What is needed = Restate every line of the material, word for word.
** Start Provided information **
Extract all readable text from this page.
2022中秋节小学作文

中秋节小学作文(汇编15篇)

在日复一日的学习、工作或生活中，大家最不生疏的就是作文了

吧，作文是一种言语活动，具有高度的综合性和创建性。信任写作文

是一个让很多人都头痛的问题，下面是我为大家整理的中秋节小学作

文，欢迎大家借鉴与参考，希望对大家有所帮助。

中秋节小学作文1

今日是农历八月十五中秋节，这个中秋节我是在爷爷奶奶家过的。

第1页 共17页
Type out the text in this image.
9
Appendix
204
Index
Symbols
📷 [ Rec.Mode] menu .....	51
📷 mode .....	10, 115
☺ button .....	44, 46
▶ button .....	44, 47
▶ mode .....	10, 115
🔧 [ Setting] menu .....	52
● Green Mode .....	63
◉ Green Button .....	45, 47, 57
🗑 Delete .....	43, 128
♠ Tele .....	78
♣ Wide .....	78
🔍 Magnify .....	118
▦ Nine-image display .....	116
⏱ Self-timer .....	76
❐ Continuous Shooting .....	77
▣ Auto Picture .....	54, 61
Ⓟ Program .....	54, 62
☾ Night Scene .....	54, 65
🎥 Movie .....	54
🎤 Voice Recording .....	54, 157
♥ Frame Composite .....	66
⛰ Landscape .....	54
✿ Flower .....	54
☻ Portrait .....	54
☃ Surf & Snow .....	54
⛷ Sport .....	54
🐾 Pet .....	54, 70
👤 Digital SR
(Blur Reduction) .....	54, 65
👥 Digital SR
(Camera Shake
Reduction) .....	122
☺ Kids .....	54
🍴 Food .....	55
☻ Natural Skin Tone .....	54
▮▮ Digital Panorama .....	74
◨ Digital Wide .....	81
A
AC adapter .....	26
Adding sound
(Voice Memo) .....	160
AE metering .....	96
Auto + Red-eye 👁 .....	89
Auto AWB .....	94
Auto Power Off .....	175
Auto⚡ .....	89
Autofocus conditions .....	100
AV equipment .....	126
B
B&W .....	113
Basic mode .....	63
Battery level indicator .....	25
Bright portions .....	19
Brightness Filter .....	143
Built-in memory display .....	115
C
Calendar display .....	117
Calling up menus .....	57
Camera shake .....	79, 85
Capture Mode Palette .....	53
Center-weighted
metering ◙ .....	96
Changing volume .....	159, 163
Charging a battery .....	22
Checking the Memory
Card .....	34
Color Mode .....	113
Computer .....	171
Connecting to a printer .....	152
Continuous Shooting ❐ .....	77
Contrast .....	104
** End Provided information **
Reply to the task =
Extract all readable text from this page.
2022中秋节小学作文

中秋节小学作文(汇编15篇)

在日复一日的学习、工作或生活中，大家最不生疏的就是作文了

吧，作文是一种言语活动，具有高度的综合性和创建性。信任写作文

是一个让很多人都头痛的问题，下面是我为大家整理的中秋节小学作

文，欢迎大家借鉴与参考，希望对大家有所帮助。

中秋节小学作文1

今日是农历八月十五中秋节，这个中秋节我是在爷爷奶奶家过的。

第1页 共17页
Type out the text in this image.
9
Appendix
204
Index
Symbols
📷 [ Rec.Mode] menu .....	51
📷 mode .....	10, 115
☺ button .....	44, 46
▶ button .....	44, 47
▶ mode .....	10, 115
🔧 [ Setting] menu .....	52
● Green Mode .....	63
◉ Green Button .....	45, 47, 57
🗑 Delete .....	43, 128
♠ Tele .....	78
♣ Wide .....	78
🔍 Magnify .....	118
▦ Nine-image display .....	116
⏱ Self-timer .....	76
❐ Continuous Shooting .....	77
▣ Auto Picture .....	54, 61
Ⓟ Program .....	54, 62
☾ Night Scene .....	54, 65
🎥 Movie .....	54
🎤 Voice Recording .....	54, 157
♥ Frame Composite .....	66
⛰ Landscape .....	54
✿ Flower .....	54
☻ Portrait .....	54
☃ Surf & Snow .....	54
⛷ Sport .....	54
🐾 Pet .....	54, 70
👤 Digital SR
(Blur Reduction) .....	54, 65
👥 Digital SR
(Camera Shake
Reduction) .....	122
☺ Kids .....	54
🍴 Food .....	55
☻ Natural Skin Tone .....	54
▮▮ Digital Panorama .....	74
◨ Digital Wide .....	81
A
AC adapter .....	26
Adding sound
(Voice Memo) .....	160
AE metering .....	96
Auto + Red-eye 👁 .....	89
Auto AWB .....	94
Auto Power Off .....	175
Auto⚡ .....	89
Autofocus conditions .....	100
AV equipment .....	126
B
B&W .....	113
Basic mode .....	63
Battery level indicator .....	25
Bright portions .....	19
Brightness Filter .....	143
Built-in memory display .....	115
C
Calendar display .....	117
Calling up menus .....	57
Camera shake .....	79, 85
Capture Mode Palette .....	53
Center-weighted
metering ◙ .....	96
Changing volume .....	159, 163
Charging a battery .....	22
Checking the Memory
Card .....	34
Color Mode .....	113
Computer .....	171
Connecting to a printer .....	152
Continuous Shooting ❐ .....	77
Contrast .....	104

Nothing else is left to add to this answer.